_What to work on:_
Using the listing below, please gather every line containing the word "glyph".

─── Extracted data

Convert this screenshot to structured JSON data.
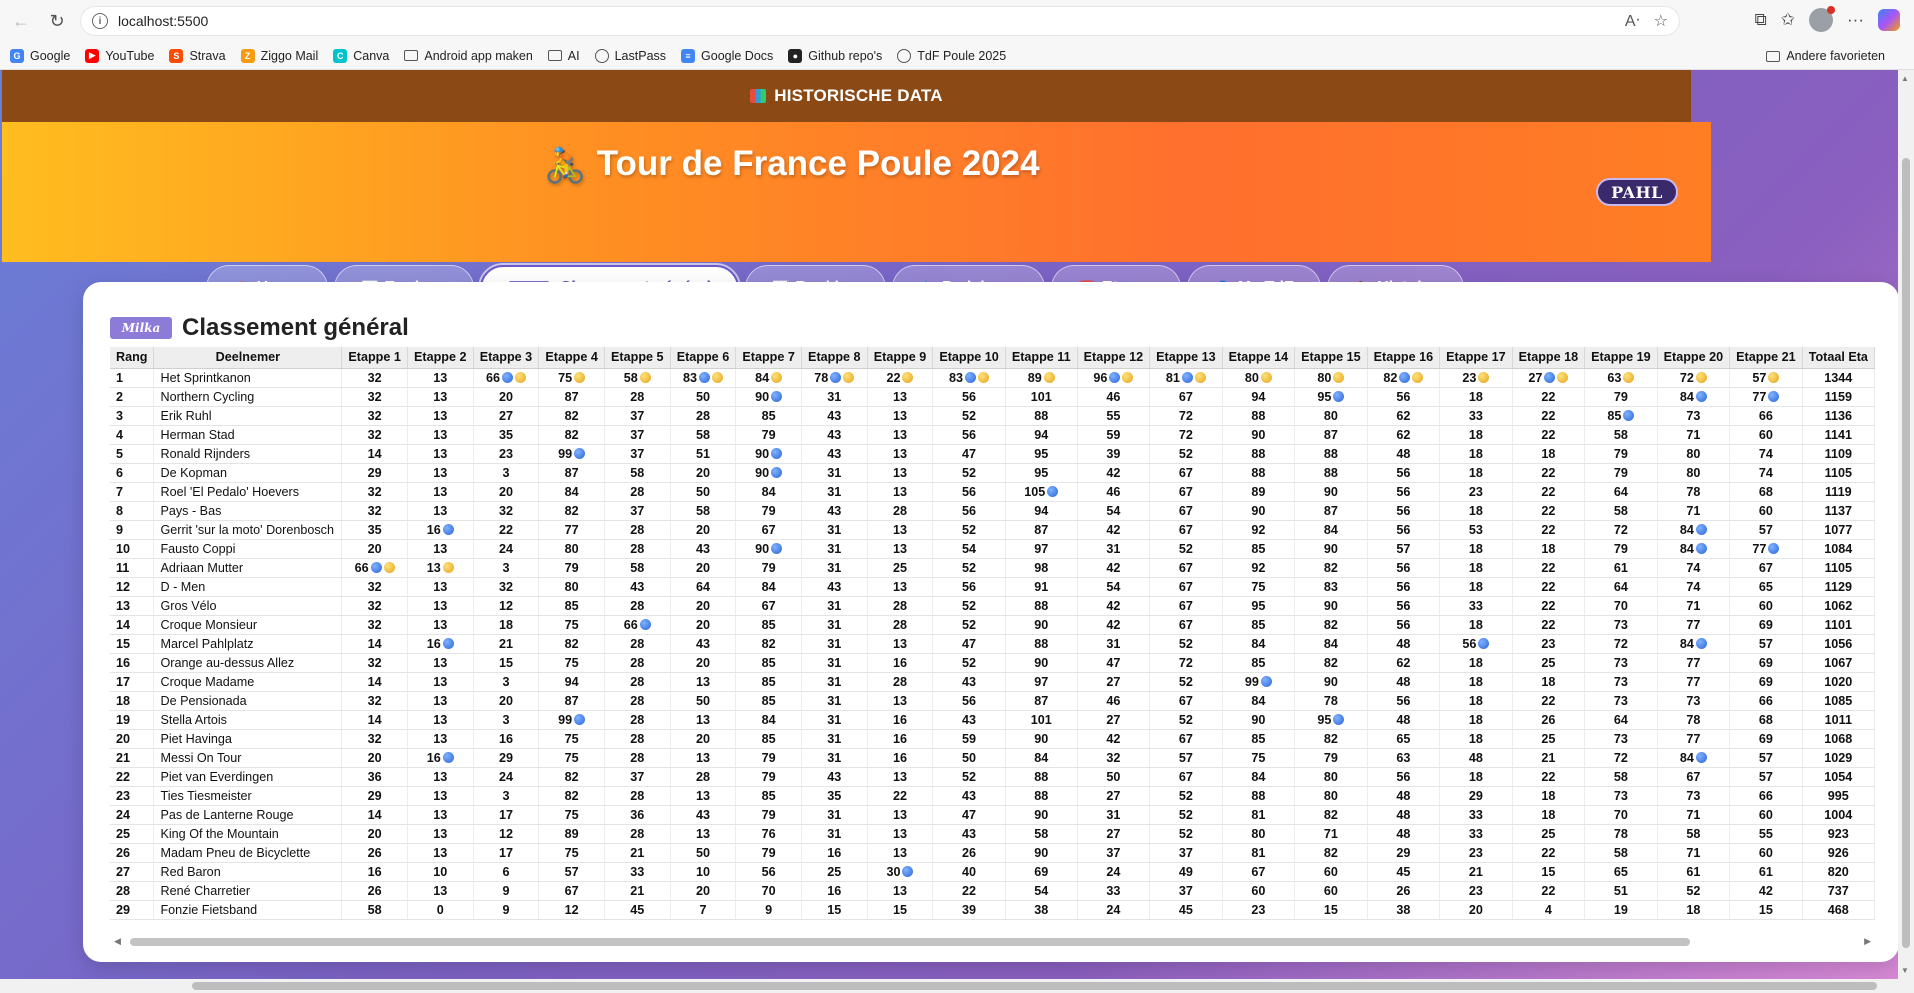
{
  "browser": {
    "url": "localhost:5500",
    "bookmarks": [
      {
        "label": "Google",
        "color": "#4285f4",
        "type": "icon",
        "glyph": "G"
      },
      {
        "label": "YouTube",
        "color": "#ff0000",
        "type": "icon",
        "glyph": "▶"
      },
      {
        "label": "Strava",
        "color": "#fc4c02",
        "type": "icon",
        "glyph": "S"
      },
      {
        "label": "Ziggo Mail",
        "color": "#f39c12",
        "type": "icon",
        "glyph": "Z"
      },
      {
        "label": "Canva",
        "color": "#00c4cc",
        "type": "icon",
        "glyph": "C"
      },
      {
        "label": "Android app maken",
        "type": "folder"
      },
      {
        "label": "AI",
        "type": "folder"
      },
      {
        "label": "LastPass",
        "type": "globe"
      },
      {
        "label": "Google Docs",
        "color": "#4285f4",
        "type": "icon",
        "glyph": "≡"
      },
      {
        "label": "Github repo's",
        "color": "#222222",
        "type": "icon",
        "glyph": "●"
      },
      {
        "label": "TdF Poule 2025",
        "type": "globe"
      }
    ],
    "other_bookmarks": "Andere favorieten"
  },
  "banner": {
    "label": "HISTORISCHE DATA"
  },
  "header": {
    "title": "Tour de France Poule 2024",
    "logo_text": "PAHL"
  },
  "nav": [
    {
      "icon": "🏠",
      "label": "Home",
      "active": false
    },
    {
      "icon": "📊",
      "label": "Equipes",
      "active": false
    },
    {
      "icon": "",
      "label": "Classement général",
      "active": true
    },
    {
      "icon": "📈",
      "label": "Ranking",
      "active": false
    },
    {
      "icon": "🚴",
      "label": "Pedaleurs",
      "active": false
    },
    {
      "icon": "📅",
      "label": "Etapes",
      "active": false
    },
    {
      "icon": "👤",
      "label": "My TdF",
      "active": false
    },
    {
      "icon": "📚",
      "label": "Histoire",
      "active": false
    }
  ],
  "panel": {
    "title": "Classement général",
    "logo_text": "Milka"
  },
  "table": {
    "headers": [
      "Rang",
      "Deelnemer",
      "Etappe 1",
      "Etappe 2",
      "Etappe 3",
      "Etappe 4",
      "Etappe 5",
      "Etappe 6",
      "Etappe 7",
      "Etappe 8",
      "Etappe 9",
      "Etappe 10",
      "Etappe 11",
      "Etappe 12",
      "Etappe 13",
      "Etappe 14",
      "Etappe 15",
      "Etappe 16",
      "Etappe 17",
      "Etappe 18",
      "Etappe 19",
      "Etappe 20",
      "Etappe 21",
      "Totaal Eta"
    ],
    "rows": [
      {
        "rank": "1",
        "name": "Het Sprintkanon",
        "stages": [
          "32",
          "13",
          "66 BG",
          "75 G",
          "58 G",
          "83 BG",
          "84 G",
          "78 BG",
          "22 G",
          "83 BG",
          "89 G",
          "96 BG",
          "81 BG",
          "80 G",
          "80 G",
          "82 BG",
          "23 G",
          "27 BG",
          "63 G",
          "72 G",
          "57 G"
        ],
        "total": "1344"
      },
      {
        "rank": "2",
        "name": "Northern Cycling",
        "stages": [
          "32",
          "13",
          "20",
          "87",
          "28",
          "50",
          "90 B",
          "31",
          "13",
          "56",
          "101",
          "46",
          "67",
          "94",
          "95 B",
          "56",
          "18",
          "22",
          "79",
          "84 B",
          "77 B"
        ],
        "total": "1159"
      },
      {
        "rank": "3",
        "name": "Erik Ruhl",
        "stages": [
          "32",
          "13",
          "27",
          "82",
          "37",
          "28",
          "85",
          "43",
          "13",
          "52",
          "88",
          "55",
          "72",
          "88",
          "80",
          "62",
          "33",
          "22",
          "85 B",
          "73",
          "66"
        ],
        "total": "1136"
      },
      {
        "rank": "4",
        "name": "Herman Stad",
        "stages": [
          "32",
          "13",
          "35",
          "82",
          "37",
          "58",
          "79",
          "43",
          "13",
          "56",
          "94",
          "59",
          "72",
          "90",
          "87",
          "62",
          "18",
          "22",
          "58",
          "71",
          "60"
        ],
        "total": "1141"
      },
      {
        "rank": "5",
        "name": "Ronald Rijnders",
        "stages": [
          "14",
          "13",
          "23",
          "99 B",
          "37",
          "51",
          "90 B",
          "43",
          "13",
          "47",
          "95",
          "39",
          "52",
          "88",
          "88",
          "48",
          "18",
          "18",
          "79",
          "80",
          "74"
        ],
        "total": "1109"
      },
      {
        "rank": "6",
        "name": "De Kopman",
        "stages": [
          "29",
          "13",
          "3",
          "87",
          "58",
          "20",
          "90 B",
          "31",
          "13",
          "52",
          "95",
          "42",
          "67",
          "88",
          "88",
          "56",
          "18",
          "22",
          "79",
          "80",
          "74"
        ],
        "total": "1105"
      },
      {
        "rank": "7",
        "name": "Roel 'El Pedalo' Hoevers",
        "stages": [
          "32",
          "13",
          "20",
          "84",
          "28",
          "50",
          "84",
          "31",
          "13",
          "56",
          "105 B",
          "46",
          "67",
          "89",
          "90",
          "56",
          "23",
          "22",
          "64",
          "78",
          "68"
        ],
        "total": "1119"
      },
      {
        "rank": "8",
        "name": "Pays - Bas",
        "stages": [
          "32",
          "13",
          "32",
          "82",
          "37",
          "58",
          "79",
          "43",
          "28",
          "56",
          "94",
          "54",
          "67",
          "90",
          "87",
          "56",
          "18",
          "22",
          "58",
          "71",
          "60"
        ],
        "total": "1137"
      },
      {
        "rank": "9",
        "name": "Gerrit 'sur la moto' Dorenbosch",
        "stages": [
          "35",
          "16 B",
          "22",
          "77",
          "28",
          "20",
          "67",
          "31",
          "13",
          "52",
          "87",
          "42",
          "67",
          "92",
          "84",
          "56",
          "53",
          "22",
          "72",
          "84 B",
          "57"
        ],
        "total": "1077"
      },
      {
        "rank": "10",
        "name": "Fausto Coppi",
        "stages": [
          "20",
          "13",
          "24",
          "80",
          "28",
          "43",
          "90 B",
          "31",
          "13",
          "54",
          "97",
          "31",
          "52",
          "85",
          "90",
          "57",
          "18",
          "18",
          "79",
          "84 B",
          "77 B"
        ],
        "total": "1084"
      },
      {
        "rank": "11",
        "name": "Adriaan Mutter",
        "stages": [
          "66 BG",
          "13 G",
          "3",
          "79",
          "58",
          "20",
          "79",
          "31",
          "25",
          "52",
          "98",
          "42",
          "67",
          "92",
          "82",
          "56",
          "18",
          "22",
          "61",
          "74",
          "67"
        ],
        "total": "1105"
      },
      {
        "rank": "12",
        "name": "D - Men",
        "stages": [
          "32",
          "13",
          "32",
          "80",
          "43",
          "64",
          "84",
          "43",
          "13",
          "56",
          "91",
          "54",
          "67",
          "75",
          "83",
          "56",
          "18",
          "22",
          "64",
          "74",
          "65"
        ],
        "total": "1129"
      },
      {
        "rank": "13",
        "name": "Gros Vélo",
        "stages": [
          "32",
          "13",
          "12",
          "85",
          "28",
          "20",
          "67",
          "31",
          "28",
          "52",
          "88",
          "42",
          "67",
          "95",
          "90",
          "56",
          "33",
          "22",
          "70",
          "71",
          "60"
        ],
        "total": "1062"
      },
      {
        "rank": "14",
        "name": "Croque Monsieur",
        "stages": [
          "32",
          "13",
          "18",
          "75",
          "66 B",
          "20",
          "85",
          "31",
          "28",
          "52",
          "90",
          "42",
          "67",
          "85",
          "82",
          "56",
          "18",
          "22",
          "73",
          "77",
          "69"
        ],
        "total": "1101"
      },
      {
        "rank": "15",
        "name": "Marcel Pahlplatz",
        "stages": [
          "14",
          "16 B",
          "21",
          "82",
          "28",
          "43",
          "82",
          "31",
          "13",
          "47",
          "88",
          "31",
          "52",
          "84",
          "84",
          "48",
          "56 B",
          "23",
          "72",
          "84 B",
          "57"
        ],
        "total": "1056"
      },
      {
        "rank": "16",
        "name": "Orange au-dessus Allez",
        "stages": [
          "32",
          "13",
          "15",
          "75",
          "28",
          "20",
          "85",
          "31",
          "16",
          "52",
          "90",
          "47",
          "72",
          "85",
          "82",
          "62",
          "18",
          "25",
          "73",
          "77",
          "69"
        ],
        "total": "1067"
      },
      {
        "rank": "17",
        "name": "Croque Madame",
        "stages": [
          "14",
          "13",
          "3",
          "94",
          "28",
          "13",
          "85",
          "31",
          "28",
          "43",
          "97",
          "27",
          "52",
          "99 B",
          "90",
          "48",
          "18",
          "18",
          "73",
          "77",
          "69"
        ],
        "total": "1020"
      },
      {
        "rank": "18",
        "name": "De Pensionada",
        "stages": [
          "32",
          "13",
          "20",
          "87",
          "28",
          "50",
          "85",
          "31",
          "13",
          "56",
          "87",
          "46",
          "67",
          "84",
          "78",
          "56",
          "18",
          "22",
          "73",
          "73",
          "66"
        ],
        "total": "1085"
      },
      {
        "rank": "19",
        "name": "Stella Artois",
        "stages": [
          "14",
          "13",
          "3",
          "99 B",
          "28",
          "13",
          "84",
          "31",
          "16",
          "43",
          "101",
          "27",
          "52",
          "90",
          "95 B",
          "48",
          "18",
          "26",
          "64",
          "78",
          "68"
        ],
        "total": "1011"
      },
      {
        "rank": "20",
        "name": "Piet Havinga",
        "stages": [
          "32",
          "13",
          "16",
          "75",
          "28",
          "20",
          "85",
          "31",
          "16",
          "59",
          "90",
          "42",
          "67",
          "85",
          "82",
          "65",
          "18",
          "25",
          "73",
          "77",
          "69"
        ],
        "total": "1068"
      },
      {
        "rank": "21",
        "name": "Messi On Tour",
        "stages": [
          "20",
          "16 B",
          "29",
          "75",
          "28",
          "13",
          "79",
          "31",
          "16",
          "50",
          "84",
          "32",
          "57",
          "75",
          "79",
          "63",
          "48",
          "21",
          "72",
          "84 B",
          "57"
        ],
        "total": "1029"
      },
      {
        "rank": "22",
        "name": "Piet van Everdingen",
        "stages": [
          "36",
          "13",
          "24",
          "82",
          "37",
          "28",
          "79",
          "43",
          "13",
          "52",
          "88",
          "50",
          "67",
          "84",
          "80",
          "56",
          "18",
          "22",
          "58",
          "67",
          "57"
        ],
        "total": "1054"
      },
      {
        "rank": "23",
        "name": "Ties Tiesmeister",
        "stages": [
          "29",
          "13",
          "3",
          "82",
          "28",
          "13",
          "85",
          "35",
          "22",
          "43",
          "88",
          "27",
          "52",
          "88",
          "80",
          "48",
          "29",
          "18",
          "73",
          "73",
          "66"
        ],
        "total": "995"
      },
      {
        "rank": "24",
        "name": "Pas de Lanterne Rouge",
        "stages": [
          "14",
          "13",
          "17",
          "75",
          "36",
          "43",
          "79",
          "31",
          "13",
          "47",
          "90",
          "31",
          "52",
          "81",
          "82",
          "48",
          "33",
          "18",
          "70",
          "71",
          "60"
        ],
        "total": "1004"
      },
      {
        "rank": "25",
        "name": "King Of the Mountain",
        "stages": [
          "20",
          "13",
          "12",
          "89",
          "28",
          "13",
          "76",
          "31",
          "13",
          "43",
          "58",
          "27",
          "52",
          "80",
          "71",
          "48",
          "33",
          "25",
          "78",
          "58",
          "55"
        ],
        "total": "923"
      },
      {
        "rank": "26",
        "name": "Madam Pneu de Bicyclette",
        "stages": [
          "26",
          "13",
          "17",
          "75",
          "21",
          "50",
          "79",
          "16",
          "13",
          "26",
          "90",
          "37",
          "37",
          "81",
          "82",
          "29",
          "23",
          "22",
          "58",
          "71",
          "60"
        ],
        "total": "926"
      },
      {
        "rank": "27",
        "name": "Red Baron",
        "stages": [
          "16",
          "10",
          "6",
          "57",
          "33",
          "10",
          "56",
          "25",
          "30 B",
          "40",
          "69",
          "24",
          "49",
          "67",
          "60",
          "45",
          "21",
          "15",
          "65",
          "61",
          "61"
        ],
        "total": "820"
      },
      {
        "rank": "28",
        "name": "René Charretier",
        "stages": [
          "26",
          "13",
          "9",
          "67",
          "21",
          "20",
          "70",
          "16",
          "13",
          "22",
          "54",
          "33",
          "37",
          "60",
          "60",
          "26",
          "23",
          "22",
          "51",
          "52",
          "42"
        ],
        "total": "737"
      },
      {
        "rank": "29",
        "name": "Fonzie Fietsband",
        "stages": [
          "58",
          "0",
          "9",
          "12",
          "45",
          "7",
          "9",
          "15",
          "15",
          "39",
          "38",
          "24",
          "45",
          "23",
          "15",
          "38",
          "20",
          "4",
          "19",
          "18",
          "15"
        ],
        "total": "468"
      }
    ]
  }
}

──────

_Response for this exercise:_
        "glyph": "G"
        "glyph": "▶"
        "glyph": "S"
        "glyph": "Z"
        "glyph": "C"
        "glyph": "≡"
        "glyph": "●"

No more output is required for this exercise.